+++ Given records

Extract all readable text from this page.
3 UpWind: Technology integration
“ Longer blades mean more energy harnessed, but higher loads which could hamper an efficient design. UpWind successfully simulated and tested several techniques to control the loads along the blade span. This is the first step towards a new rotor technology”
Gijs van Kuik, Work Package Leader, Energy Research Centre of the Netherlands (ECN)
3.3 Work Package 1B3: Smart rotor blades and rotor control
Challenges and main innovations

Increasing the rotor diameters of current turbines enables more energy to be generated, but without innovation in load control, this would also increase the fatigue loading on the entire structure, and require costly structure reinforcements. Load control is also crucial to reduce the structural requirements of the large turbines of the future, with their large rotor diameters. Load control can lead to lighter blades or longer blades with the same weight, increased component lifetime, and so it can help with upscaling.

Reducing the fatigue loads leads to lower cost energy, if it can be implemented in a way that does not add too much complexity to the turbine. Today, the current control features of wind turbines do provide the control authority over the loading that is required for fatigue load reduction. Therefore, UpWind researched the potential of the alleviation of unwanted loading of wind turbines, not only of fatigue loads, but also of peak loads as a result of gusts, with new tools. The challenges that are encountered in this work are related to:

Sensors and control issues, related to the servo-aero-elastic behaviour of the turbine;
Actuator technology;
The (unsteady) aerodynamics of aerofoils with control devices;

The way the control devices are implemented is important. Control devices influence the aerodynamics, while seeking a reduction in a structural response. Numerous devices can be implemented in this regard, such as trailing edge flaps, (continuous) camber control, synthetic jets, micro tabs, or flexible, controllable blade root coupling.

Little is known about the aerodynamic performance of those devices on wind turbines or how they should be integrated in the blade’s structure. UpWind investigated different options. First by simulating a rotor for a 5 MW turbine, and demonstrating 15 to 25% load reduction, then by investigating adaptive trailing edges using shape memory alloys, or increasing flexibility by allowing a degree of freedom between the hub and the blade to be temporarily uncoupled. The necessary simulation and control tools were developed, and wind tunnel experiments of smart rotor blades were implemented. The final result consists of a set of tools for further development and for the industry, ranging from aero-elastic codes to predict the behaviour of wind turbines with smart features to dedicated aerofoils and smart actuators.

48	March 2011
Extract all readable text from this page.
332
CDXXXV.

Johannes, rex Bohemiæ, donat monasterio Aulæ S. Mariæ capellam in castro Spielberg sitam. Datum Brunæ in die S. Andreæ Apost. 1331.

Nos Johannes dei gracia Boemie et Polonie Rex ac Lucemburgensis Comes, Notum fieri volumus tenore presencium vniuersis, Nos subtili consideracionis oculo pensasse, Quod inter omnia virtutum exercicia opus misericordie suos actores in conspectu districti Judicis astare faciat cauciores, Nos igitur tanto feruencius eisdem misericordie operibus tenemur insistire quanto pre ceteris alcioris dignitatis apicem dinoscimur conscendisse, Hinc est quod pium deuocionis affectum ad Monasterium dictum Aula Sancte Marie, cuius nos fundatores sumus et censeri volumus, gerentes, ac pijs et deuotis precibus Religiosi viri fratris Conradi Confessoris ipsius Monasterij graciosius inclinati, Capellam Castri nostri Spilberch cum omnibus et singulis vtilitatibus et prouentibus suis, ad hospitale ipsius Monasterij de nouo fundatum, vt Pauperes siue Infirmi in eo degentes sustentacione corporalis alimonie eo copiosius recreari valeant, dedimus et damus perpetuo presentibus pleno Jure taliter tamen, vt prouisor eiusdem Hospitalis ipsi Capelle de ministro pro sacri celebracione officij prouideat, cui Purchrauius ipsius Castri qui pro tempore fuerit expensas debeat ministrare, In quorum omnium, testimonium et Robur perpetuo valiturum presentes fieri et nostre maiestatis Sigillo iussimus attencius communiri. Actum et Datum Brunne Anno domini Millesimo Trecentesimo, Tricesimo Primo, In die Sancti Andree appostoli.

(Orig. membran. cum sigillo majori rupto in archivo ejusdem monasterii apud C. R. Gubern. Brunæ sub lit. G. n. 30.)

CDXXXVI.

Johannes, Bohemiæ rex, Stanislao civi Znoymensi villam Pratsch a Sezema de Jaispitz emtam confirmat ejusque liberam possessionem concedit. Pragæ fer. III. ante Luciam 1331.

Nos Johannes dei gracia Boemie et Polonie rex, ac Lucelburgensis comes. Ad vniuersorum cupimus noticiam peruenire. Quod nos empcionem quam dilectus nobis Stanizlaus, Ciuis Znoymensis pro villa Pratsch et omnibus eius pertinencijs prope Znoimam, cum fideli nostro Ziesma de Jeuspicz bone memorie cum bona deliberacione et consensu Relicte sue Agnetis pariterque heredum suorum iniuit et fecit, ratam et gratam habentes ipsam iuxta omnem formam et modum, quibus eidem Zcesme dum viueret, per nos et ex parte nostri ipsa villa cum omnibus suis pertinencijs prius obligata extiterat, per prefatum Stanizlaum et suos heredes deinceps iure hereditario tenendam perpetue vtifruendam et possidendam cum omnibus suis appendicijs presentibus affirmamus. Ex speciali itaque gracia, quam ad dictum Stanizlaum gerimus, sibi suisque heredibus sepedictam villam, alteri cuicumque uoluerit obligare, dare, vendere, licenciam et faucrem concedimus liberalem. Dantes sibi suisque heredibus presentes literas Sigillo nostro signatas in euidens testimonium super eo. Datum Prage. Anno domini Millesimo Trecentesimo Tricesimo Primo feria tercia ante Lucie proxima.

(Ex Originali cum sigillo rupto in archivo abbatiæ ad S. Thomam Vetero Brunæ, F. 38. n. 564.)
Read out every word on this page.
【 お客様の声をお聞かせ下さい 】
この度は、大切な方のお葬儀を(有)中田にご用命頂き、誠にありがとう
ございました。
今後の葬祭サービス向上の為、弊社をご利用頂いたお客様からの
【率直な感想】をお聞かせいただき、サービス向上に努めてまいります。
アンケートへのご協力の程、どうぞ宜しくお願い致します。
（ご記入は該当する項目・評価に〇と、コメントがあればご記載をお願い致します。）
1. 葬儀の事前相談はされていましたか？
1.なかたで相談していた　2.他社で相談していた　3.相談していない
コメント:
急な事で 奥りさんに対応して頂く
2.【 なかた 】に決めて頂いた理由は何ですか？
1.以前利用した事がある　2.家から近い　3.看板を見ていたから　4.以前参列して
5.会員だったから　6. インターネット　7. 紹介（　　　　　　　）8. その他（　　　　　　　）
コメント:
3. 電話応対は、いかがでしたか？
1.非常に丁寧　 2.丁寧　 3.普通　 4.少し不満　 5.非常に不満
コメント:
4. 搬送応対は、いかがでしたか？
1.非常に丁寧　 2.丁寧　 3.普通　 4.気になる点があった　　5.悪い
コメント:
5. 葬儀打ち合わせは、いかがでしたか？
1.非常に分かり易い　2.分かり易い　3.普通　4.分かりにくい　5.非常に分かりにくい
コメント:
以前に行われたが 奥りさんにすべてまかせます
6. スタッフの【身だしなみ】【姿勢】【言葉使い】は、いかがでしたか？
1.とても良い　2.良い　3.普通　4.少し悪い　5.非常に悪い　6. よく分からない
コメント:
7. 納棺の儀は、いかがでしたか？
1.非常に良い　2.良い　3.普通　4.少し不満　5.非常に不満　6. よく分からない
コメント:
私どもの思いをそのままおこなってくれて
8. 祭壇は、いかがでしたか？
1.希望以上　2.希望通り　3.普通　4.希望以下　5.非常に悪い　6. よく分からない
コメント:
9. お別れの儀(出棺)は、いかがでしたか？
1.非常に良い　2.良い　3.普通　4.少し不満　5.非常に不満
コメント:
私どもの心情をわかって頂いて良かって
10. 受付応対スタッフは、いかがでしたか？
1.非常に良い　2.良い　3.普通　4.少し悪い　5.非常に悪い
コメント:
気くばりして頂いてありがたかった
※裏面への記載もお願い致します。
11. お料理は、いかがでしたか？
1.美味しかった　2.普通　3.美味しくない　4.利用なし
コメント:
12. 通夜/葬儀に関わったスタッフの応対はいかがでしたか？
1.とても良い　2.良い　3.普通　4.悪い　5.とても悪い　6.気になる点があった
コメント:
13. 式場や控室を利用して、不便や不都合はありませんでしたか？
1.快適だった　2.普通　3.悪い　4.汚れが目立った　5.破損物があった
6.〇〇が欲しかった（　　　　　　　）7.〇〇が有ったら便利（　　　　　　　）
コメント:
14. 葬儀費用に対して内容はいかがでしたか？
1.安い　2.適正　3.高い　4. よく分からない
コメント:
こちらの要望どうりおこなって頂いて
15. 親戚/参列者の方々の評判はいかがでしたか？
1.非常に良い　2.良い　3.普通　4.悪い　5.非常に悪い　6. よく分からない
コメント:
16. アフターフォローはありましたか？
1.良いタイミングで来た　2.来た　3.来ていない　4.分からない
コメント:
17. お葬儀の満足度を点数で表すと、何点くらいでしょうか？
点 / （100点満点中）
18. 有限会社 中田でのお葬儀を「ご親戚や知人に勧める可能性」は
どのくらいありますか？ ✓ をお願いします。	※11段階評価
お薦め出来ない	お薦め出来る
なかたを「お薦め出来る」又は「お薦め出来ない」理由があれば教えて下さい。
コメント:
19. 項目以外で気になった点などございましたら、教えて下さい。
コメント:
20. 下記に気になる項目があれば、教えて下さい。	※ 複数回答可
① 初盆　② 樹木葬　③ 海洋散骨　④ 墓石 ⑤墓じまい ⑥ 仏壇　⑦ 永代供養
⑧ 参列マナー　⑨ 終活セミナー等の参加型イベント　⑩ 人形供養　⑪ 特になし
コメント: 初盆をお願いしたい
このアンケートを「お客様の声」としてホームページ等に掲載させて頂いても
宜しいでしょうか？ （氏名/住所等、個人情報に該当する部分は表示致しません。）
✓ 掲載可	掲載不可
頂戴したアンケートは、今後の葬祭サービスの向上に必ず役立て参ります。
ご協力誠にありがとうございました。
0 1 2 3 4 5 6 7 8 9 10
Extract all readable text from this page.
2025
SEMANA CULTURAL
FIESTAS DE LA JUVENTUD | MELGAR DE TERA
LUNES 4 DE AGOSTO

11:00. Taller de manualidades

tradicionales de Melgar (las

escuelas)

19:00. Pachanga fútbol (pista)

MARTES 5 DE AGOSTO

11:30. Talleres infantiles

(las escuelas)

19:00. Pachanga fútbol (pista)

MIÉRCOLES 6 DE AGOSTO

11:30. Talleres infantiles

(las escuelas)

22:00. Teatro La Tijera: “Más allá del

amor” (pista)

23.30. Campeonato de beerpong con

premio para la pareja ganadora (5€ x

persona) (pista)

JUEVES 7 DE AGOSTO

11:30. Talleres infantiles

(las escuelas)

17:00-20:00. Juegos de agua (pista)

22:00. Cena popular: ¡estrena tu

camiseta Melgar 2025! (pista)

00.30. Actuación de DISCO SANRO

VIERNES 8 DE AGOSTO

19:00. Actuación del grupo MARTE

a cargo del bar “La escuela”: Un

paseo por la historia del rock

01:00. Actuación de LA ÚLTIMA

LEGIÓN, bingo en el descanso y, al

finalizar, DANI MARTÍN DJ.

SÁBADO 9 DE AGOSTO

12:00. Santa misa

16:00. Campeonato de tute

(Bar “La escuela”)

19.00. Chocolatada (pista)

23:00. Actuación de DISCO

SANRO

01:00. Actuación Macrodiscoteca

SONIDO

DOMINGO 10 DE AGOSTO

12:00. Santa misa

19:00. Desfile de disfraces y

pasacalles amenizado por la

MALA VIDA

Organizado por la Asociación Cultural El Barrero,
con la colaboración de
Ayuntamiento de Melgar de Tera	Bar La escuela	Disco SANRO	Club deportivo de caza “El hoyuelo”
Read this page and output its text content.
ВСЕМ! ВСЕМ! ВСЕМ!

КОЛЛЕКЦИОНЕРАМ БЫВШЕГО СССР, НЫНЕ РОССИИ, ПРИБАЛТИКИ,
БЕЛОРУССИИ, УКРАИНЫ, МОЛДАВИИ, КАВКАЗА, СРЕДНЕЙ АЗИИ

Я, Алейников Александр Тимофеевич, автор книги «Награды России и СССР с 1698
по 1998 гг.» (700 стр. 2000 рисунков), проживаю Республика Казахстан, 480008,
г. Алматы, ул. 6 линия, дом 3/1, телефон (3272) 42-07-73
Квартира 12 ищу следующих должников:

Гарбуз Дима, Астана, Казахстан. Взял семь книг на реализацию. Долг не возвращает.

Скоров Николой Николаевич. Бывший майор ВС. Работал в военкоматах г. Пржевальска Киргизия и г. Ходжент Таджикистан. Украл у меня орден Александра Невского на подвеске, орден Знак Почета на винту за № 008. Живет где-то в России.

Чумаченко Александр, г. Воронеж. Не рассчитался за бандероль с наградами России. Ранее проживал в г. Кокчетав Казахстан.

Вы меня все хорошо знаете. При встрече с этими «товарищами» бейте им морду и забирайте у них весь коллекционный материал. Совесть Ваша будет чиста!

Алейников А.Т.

++++++

Written task ▸
Note every line above where the string "меня" shows up, and copy those lines.

Written response ▸
Скоров Николой Николаевич. Бывший майор ВС. Работал в военкоматах г. Пржевальска Киргизия и г. Ходжент Таджикистан. Украл у меня орден Александра Невского на подвеске, орден Знак Почета на винту за № 008. Живет где-то в России.
Вы меня все хорошо знаете. При встрече с этими «товарищами» бейте им морду и забирайте у них весь коллекционный материал. Совесть Ваша будет чиста!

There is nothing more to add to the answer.